(Source data)

──────────────────────────────

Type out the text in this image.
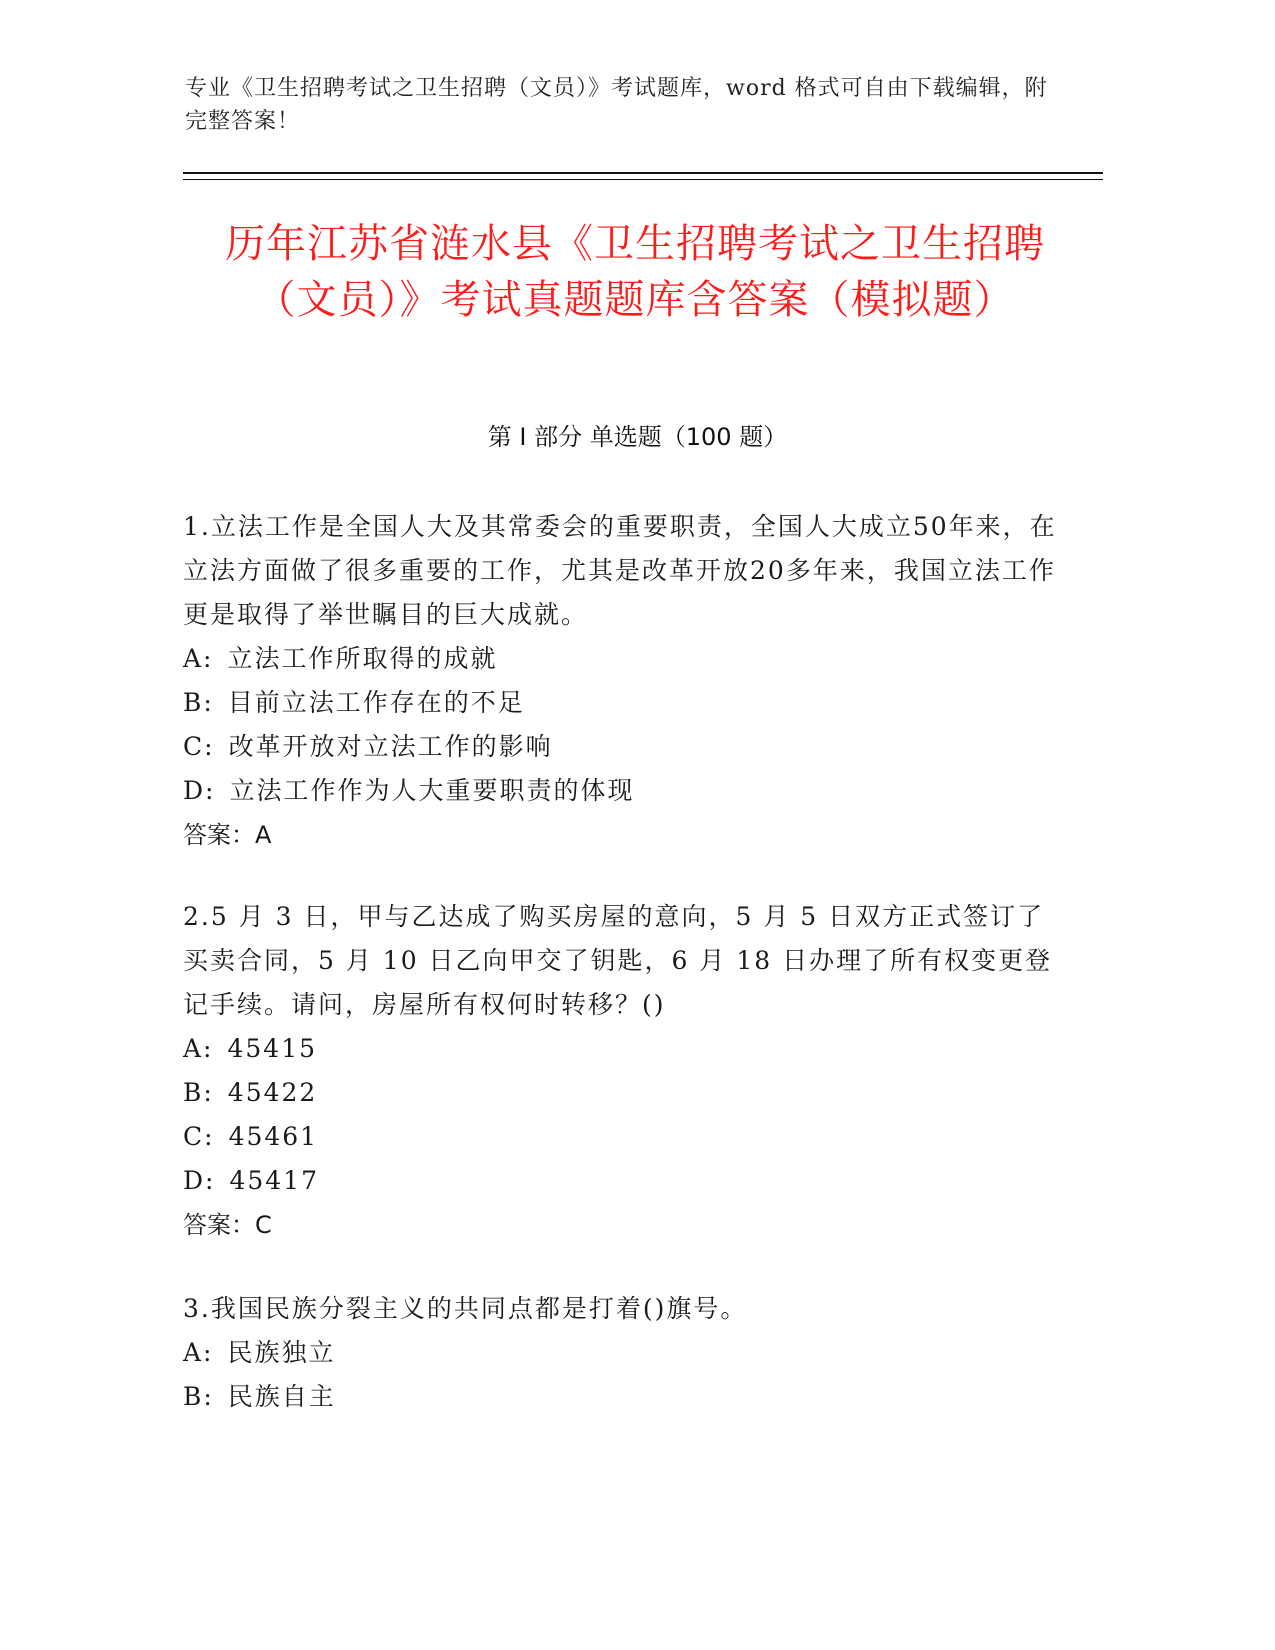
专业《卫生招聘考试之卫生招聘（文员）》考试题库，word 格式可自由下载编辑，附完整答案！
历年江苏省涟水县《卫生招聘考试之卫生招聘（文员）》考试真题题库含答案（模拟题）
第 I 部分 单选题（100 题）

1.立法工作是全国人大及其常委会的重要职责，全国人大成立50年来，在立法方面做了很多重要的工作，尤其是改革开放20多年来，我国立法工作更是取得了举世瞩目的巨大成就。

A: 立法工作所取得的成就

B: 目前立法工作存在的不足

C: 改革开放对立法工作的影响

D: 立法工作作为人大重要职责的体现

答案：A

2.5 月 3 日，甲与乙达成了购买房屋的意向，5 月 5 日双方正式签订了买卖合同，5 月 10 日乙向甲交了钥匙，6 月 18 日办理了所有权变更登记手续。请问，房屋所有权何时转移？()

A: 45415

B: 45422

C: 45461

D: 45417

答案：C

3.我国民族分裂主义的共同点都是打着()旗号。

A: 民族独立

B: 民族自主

──────────────────────────────

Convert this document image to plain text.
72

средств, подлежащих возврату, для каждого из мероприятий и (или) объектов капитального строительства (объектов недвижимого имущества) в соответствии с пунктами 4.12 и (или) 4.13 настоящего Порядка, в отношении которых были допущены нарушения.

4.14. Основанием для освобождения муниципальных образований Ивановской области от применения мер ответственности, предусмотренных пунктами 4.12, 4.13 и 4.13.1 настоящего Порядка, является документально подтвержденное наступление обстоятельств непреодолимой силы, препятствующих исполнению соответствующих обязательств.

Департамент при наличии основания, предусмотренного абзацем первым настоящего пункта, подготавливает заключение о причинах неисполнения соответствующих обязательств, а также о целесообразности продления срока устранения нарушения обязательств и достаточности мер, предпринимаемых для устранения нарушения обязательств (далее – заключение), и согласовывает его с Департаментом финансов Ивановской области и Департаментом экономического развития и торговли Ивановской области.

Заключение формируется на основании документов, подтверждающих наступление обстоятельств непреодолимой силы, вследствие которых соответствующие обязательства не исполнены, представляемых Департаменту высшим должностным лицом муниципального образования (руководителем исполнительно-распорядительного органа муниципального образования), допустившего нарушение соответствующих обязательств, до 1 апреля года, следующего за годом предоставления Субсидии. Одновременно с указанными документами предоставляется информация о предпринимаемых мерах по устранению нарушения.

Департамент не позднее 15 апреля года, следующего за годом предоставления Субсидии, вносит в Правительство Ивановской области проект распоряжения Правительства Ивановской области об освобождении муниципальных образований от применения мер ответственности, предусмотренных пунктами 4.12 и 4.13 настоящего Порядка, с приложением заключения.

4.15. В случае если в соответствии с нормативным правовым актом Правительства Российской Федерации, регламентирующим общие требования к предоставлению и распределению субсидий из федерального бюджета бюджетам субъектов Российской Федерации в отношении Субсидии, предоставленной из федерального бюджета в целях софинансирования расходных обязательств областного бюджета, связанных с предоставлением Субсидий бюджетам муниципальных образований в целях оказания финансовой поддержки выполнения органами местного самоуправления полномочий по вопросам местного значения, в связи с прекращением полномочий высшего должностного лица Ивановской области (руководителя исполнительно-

──────────────────────────────

** The request **
Keep only those lines of the records that hold "image", and return them.

** Written response **
Type out the text in this image.
Convert this document image to plain text.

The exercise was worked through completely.